__Exercise brief__. Repeat every line of the data exactly, but not the pictures.

○ ○ ○ ○ ○ ○ ○

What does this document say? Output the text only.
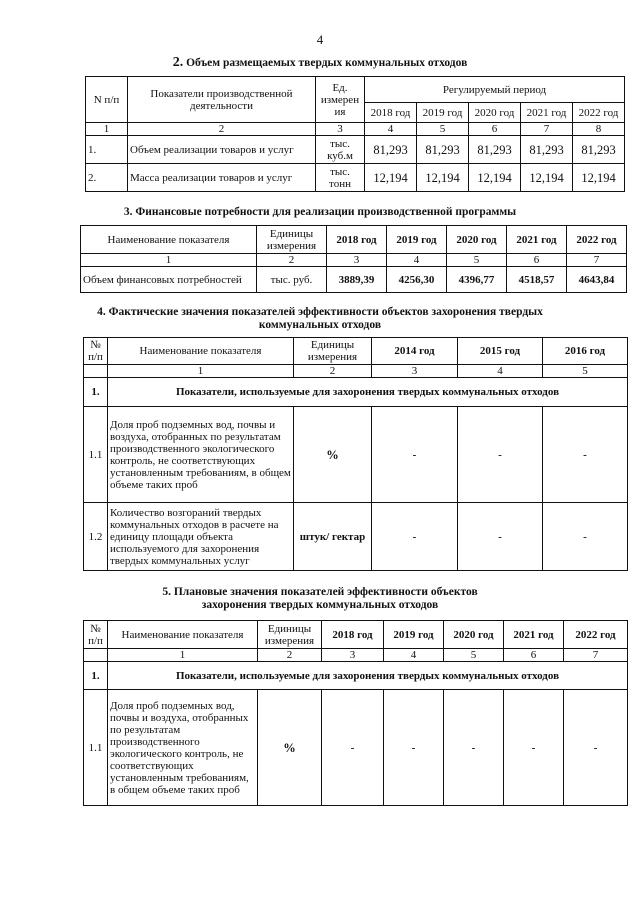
4
2. Объем размещаемых твердых коммунальных отходов
N п/п	Показатели производственной деятельности	Ед. измерен ия	Регулируемый период				
			2018 год	2019 год	2020 год	2021 год	2022 год
1	2	3	4	5	6	7	8
1.	Объем реализации товаров и услуг	тыс. куб.м	81,293	81,293	81,293	81,293	81,293
2.	Масса реализации товаров и услуг	тыс. тонн	12,194	12,194	12,194	12,194	12,194
3. Финансовые потребности для реализации производственной программы
Наименование показателя	Единицы измерения	2018 год	2019 год	2020 год	2021 год	2022 год
1	2	3	4	5	6	7
Объем финансовых потребностей	тыс. руб.	3889,39	4256,30	4396,77	4518,57	4643,84
4. Фактические значения показателей эффективности объектов захоронения твердых
коммунальных отходов
№ п/п	Наименование показателя	Единицы измерения	2014 год	2015 год	2016 год
	1	2	3	4	5
1.	Показатели, используемые для захоронения твердых коммунальных отходов				
1.1	Доля проб подземных вод, почвы и воздуха, отобранных по результатам производственного экологического контроль, не соответствующих установленным требованиям, в общем объеме таких проб	%	-	-	-
1.2	Количество возгораний твердых коммунальных отходов в расчете на единицу площади объекта используемого для захоронения твердых коммунальных услуг	штук/ гектар	-	-	-
5. Плановые значения показателей эффективности объектов
захоронения твердых коммунальных отходов
№ п/п	Наименование показателя	Единицы измерения	2018 год	2019 год	2020 год	2021 год	2022 год
	1	2	3	4	5	6	7
1.	Показатели, используемые для захоронения твердых коммунальных отходов						
1.1	Доля проб подземных вод, почвы и воздуха, отобранных по результатам производственного экологического контроль, не соответствующих установленным требованиям, в общем объеме таких проб	%	-	-	-	-	-
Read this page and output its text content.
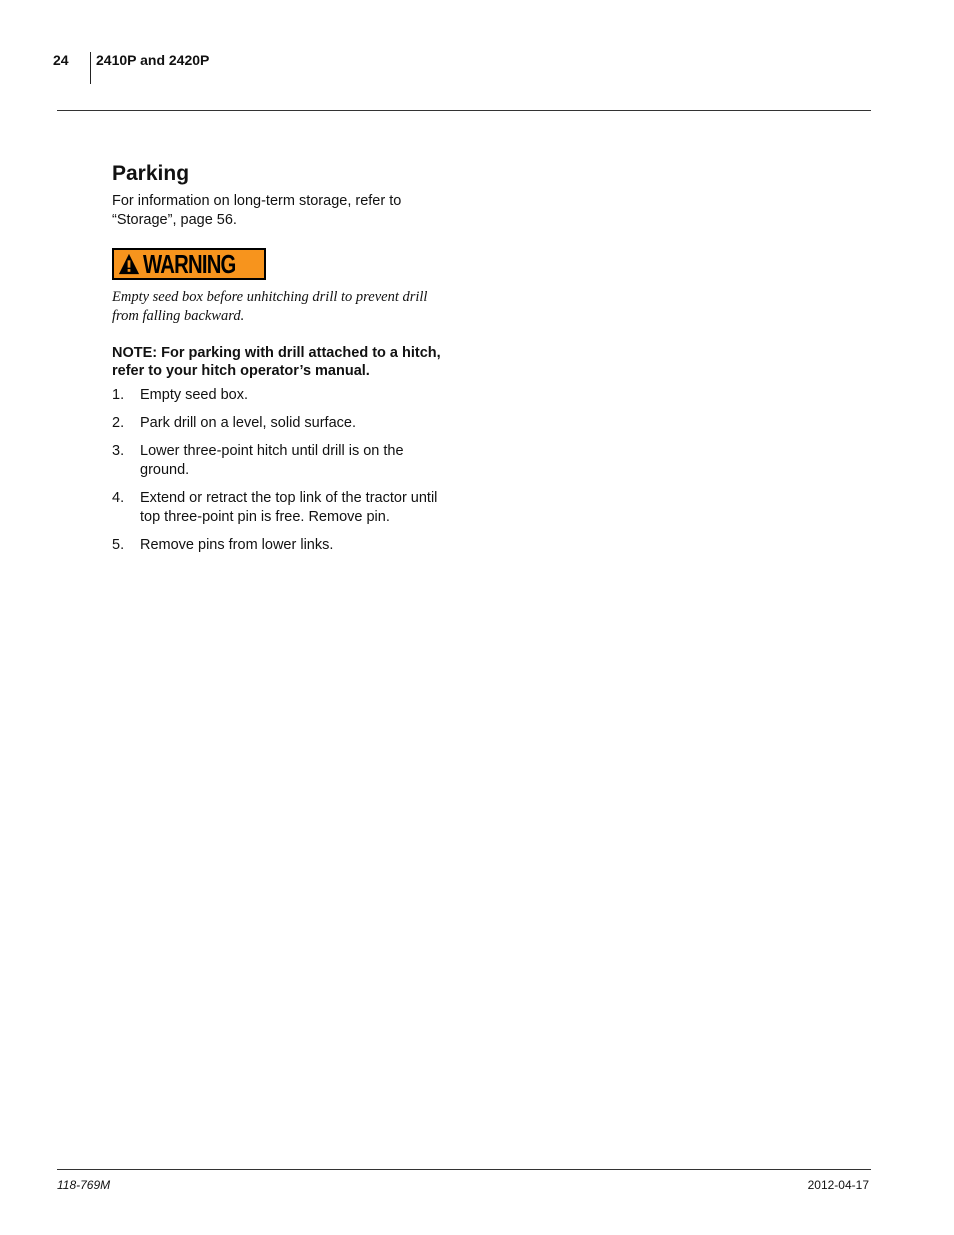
24 2410P and 2420P
Parking

For information on long-term storage, refer to “Storage”, page 56.

WARNING

Empty seed box before unhitching drill to prevent drill from falling backward.

NOTE: For parking with drill attached to a hitch, refer to your hitch operator’s manual.

1.	Empty seed box.
2.	Park drill on a level, solid surface.
3.	Lower three-point hitch until drill is on the ground.
4.	Extend or retract the top link of the tractor until top three-point pin is free. Remove pin.
5.	Remove pins from lower links.
118-769M	2012-04-17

○ ○ ○ ○ ○ ○ ○

__Finished task__.
What does this document say? Output the text only.
4
2. Объем размещаемых твердых коммунальных отходов
N п/п	Показатели производственной деятельности	Ед. измерен ия	Регулируемый период				
			2018 год	2019 год	2020 год	2021 год	2022 год
1	2	3	4	5	6	7	8
1.	Объем реализации товаров и услуг	тыс. куб.м	81,293	81,293	81,293	81,293	81,293
2.	Масса реализации товаров и услуг	тыс. тонн	12,194	12,194	12,194	12,194	12,194
3. Финансовые потребности для реализации производственной программы
Наименование показателя	Единицы измерения	2018 год	2019 год	2020 год	2021 год	2022 год
1	2	3	4	5	6	7
Объем финансовых потребностей	тыс. руб.	3889,39	4256,30	4396,77	4518,57	4643,84
4. Фактические значения показателей эффективности объектов захоронения твердых
коммунальных отходов
№ п/п	Наименование показателя	Единицы измерения	2014 год	2015 год	2016 год
	1	2	3	4	5
1.	Показатели, используемые для захоронения твердых коммунальных отходов				
1.1	Доля проб подземных вод, почвы и воздуха, отобранных по результатам производственного экологического контроль, не соответствующих установленным требованиям, в общем объеме таких проб	%	-	-	-
1.2	Количество возгораний твердых коммунальных отходов в расчете на единицу площади объекта используемого для захоронения твердых коммунальных услуг	штук/ гектар	-	-	-
5. Плановые значения показателей эффективности объектов
захоронения твердых коммунальных отходов
№ п/п	Наименование показателя	Единицы измерения	2018 год	2019 год	2020 год	2021 год	2022 год
	1	2	3	4	5	6	7
1.	Показатели, используемые для захоронения твердых коммунальных отходов						
1.1	Доля проб подземных вод, почвы и воздуха, отобранных по результатам производственного экологического контроль, не соответствующих установленным требованиям, в общем объеме таких проб	%	-	-	-	-	-
Read this page and output its text content.
24 2410P and 2420P
Parking

For information on long-term storage, refer to “Storage”, page 56.

WARNING

Empty seed box before unhitching drill to prevent drill from falling backward.

NOTE: For parking with drill attached to a hitch, refer to your hitch operator’s manual.

1.	Empty seed box.
2.	Park drill on a level, solid surface.
3.	Lower three-point hitch until drill is on the ground.
4.	Extend or retract the top link of the tractor until top three-point pin is free. Remove pin.
5.	Remove pins from lower links.
118-769M	2012-04-17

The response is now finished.